### Directions
**1.** Summarize the post about DMD compiling differently on Linux and Windows in two sentences.
**2.** Carry on the post about DMD compiling differently on Linux and Windows from the point where it stops.

### Source text
DMD different compiler behaviour on Linux and Windows

Mike Parker aldacron at gmail.com
Thu Apr 25 20:38:31 UTC 2019


On Thursday, 25 April 2019 at 20:18:28 UTC, Zans wrote:
> import std.stdio;
>
> void main()
> {
>     char[] mychars;
>     mychars ~= 'a';
>     long index = 0L;
>     writeln(mychars[index]);
> }
>
> Why would the code above compile perfectly on Linux (Ubuntu 
> 16.04), however it would produce the following error on Windows 
> 10:
>
> source\app.d(8,21): Error: cannot implicitly convert expression 
> index of type long to uint
>
> On both operating systems DMD version is 2.085.0.

DMD defaults to 64-bit output on 64-Bit Linux but always to 
32-bit output on Windows, If you compile with -m32 on Windows the 
error goes away. Reasons::

* Array indices are default typed as size_t, which is uint in 
32-bit and ulong in 64. long is not implicitly convertible to 
uint.

### Dataset content
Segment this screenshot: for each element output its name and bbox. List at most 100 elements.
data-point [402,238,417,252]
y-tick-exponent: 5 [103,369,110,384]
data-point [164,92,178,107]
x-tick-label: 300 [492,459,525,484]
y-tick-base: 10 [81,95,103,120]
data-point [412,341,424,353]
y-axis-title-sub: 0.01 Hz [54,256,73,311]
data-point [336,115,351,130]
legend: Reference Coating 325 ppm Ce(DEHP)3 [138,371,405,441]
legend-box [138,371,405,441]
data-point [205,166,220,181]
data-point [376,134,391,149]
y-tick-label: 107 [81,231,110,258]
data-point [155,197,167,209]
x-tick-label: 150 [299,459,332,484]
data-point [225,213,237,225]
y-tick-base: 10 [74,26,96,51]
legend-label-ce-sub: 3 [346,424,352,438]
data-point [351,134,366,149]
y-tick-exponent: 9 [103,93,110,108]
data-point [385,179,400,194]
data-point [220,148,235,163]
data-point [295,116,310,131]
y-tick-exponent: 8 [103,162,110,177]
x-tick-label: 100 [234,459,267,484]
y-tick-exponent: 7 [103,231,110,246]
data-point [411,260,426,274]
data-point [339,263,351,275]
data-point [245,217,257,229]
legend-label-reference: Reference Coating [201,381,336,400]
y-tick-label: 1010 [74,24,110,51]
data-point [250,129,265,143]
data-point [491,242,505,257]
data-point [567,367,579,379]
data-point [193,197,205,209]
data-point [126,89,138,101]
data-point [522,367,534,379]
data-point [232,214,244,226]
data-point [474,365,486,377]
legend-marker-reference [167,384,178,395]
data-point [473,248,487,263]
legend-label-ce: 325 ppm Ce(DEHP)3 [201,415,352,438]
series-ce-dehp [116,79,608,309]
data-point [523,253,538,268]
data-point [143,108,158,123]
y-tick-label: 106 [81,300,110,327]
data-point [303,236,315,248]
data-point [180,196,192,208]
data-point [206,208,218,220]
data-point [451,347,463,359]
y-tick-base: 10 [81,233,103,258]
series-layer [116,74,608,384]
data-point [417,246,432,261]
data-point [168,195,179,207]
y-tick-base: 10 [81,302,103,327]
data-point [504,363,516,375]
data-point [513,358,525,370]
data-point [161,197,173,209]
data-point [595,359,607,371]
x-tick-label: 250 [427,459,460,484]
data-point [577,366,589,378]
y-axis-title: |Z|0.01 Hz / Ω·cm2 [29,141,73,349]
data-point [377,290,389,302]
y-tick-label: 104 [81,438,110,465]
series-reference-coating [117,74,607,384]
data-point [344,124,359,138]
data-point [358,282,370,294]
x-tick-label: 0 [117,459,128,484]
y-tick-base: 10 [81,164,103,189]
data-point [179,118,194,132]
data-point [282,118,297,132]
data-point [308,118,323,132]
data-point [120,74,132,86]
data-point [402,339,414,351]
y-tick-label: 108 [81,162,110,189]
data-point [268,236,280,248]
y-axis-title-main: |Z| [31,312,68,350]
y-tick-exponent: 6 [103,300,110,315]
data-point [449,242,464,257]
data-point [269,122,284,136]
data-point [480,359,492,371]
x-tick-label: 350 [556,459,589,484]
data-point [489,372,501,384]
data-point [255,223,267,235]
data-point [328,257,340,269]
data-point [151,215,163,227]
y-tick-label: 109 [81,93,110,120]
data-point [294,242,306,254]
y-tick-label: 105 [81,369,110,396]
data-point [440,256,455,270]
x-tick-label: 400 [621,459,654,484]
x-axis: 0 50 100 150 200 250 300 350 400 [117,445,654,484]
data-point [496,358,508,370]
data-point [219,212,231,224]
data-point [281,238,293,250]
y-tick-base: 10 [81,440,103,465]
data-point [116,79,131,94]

### Task-by-task outputs
**1.** A user asks why a short D program that indexes a char array with a long variable compiles on Ubuntu 16.04 but fails on Windows 10 with an error about converting long to uint, even though both systems run DMD 2.085.0. The reply explains that DMD produces 64-bit output by default on 64-bit Linux but always 32-bit output on Windows, and that array indices are typed as size_t, which is uint in 32-bit code, and long cannot be implicitly converted to uint.

**2.**
* On Linux, both 64- and 32-bit builds of DMD are available and 
the output for each defaults to the same. Only the 32-bit build 
is distributed on Windows.

* Historically, compiling 64-bit binaries on Windows required a 
separate installation of the Microsoft Build Tools ( or Visual 
Studio) and/or the Windows SDK. If 64-bit output were the 
default, DMD would not work out of the box. Recently, DMD has 
been shipping with the lld linker and some MinGW-based Windows 
libraries so that the additional installation is not required and 
64-bit compiles can work out of the box, but it’s still 
considered experimental.

When out-of-the-box 64-bit compilation is solid and 64-bit builds 
are distributed on Windows, the default behavior should be the 
same as on Linux.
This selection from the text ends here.